In the listing below, locate the line containing "Give me a plain-text"; reproduce that line and all lines that follow it, unchanged.

---- Source records

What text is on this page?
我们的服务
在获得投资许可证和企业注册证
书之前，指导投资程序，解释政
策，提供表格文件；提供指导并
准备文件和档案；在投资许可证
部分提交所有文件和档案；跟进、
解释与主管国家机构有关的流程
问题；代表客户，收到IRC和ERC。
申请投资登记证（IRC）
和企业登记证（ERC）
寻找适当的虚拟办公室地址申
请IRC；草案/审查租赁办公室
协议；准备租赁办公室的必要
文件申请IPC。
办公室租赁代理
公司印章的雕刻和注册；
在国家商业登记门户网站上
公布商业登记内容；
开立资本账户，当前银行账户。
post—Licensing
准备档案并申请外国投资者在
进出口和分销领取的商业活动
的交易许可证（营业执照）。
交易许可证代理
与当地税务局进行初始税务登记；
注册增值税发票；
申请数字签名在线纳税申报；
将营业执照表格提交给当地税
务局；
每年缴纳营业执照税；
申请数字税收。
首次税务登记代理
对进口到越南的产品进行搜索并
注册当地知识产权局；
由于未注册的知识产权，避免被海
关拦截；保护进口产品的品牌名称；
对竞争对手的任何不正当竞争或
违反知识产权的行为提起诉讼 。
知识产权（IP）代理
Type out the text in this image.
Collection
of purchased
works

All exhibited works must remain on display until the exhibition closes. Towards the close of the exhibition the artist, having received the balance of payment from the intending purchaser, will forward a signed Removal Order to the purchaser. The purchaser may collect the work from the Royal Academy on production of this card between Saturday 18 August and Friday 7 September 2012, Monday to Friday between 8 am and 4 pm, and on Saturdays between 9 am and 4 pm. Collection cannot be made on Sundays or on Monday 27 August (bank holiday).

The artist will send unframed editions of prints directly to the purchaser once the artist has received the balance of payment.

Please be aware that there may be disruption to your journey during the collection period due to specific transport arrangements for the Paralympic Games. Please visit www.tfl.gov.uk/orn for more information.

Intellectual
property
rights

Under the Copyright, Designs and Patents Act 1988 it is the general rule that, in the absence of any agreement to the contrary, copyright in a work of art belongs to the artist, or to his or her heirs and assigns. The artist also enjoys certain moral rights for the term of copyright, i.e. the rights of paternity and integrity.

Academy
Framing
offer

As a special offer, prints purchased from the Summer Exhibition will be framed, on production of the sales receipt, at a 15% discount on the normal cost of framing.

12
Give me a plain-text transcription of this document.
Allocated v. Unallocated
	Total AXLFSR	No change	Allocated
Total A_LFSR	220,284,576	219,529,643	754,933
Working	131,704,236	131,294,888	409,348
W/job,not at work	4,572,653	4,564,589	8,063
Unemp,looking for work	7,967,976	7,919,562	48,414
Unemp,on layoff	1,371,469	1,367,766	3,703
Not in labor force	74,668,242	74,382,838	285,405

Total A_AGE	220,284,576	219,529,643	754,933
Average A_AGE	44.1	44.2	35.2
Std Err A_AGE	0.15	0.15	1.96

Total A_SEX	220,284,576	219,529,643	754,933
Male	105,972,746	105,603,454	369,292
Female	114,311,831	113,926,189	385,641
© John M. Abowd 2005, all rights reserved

--------

## Exercise solution
Give me a plain-text transcription of this document.
Allocated v. Unallocated
	Total AXLFSR	No change	Allocated
Total A_LFSR	220,284,576	219,529,643	754,933
Working	131,704,236	131,294,888	409,348
W/job,not at work	4,572,653	4,564,589	8,063
Unemp,looking for work	7,967,976	7,919,562	48,414
Unemp,on layoff	1,371,469	1,367,766	3,703
Not in labor force	74,668,242	74,382,838	285,405

Total A_AGE	220,284,576	219,529,643	754,933
Average A_AGE	44.1	44.2	35.2
Std Err A_AGE	0.15	0.15	1.96

Total A_SEX	220,284,576	219,529,643	754,933
Male	105,972,746	105,603,454	369,292
Female	114,311,831	113,926,189	385,641
© John M. Abowd 2005, all rights reserved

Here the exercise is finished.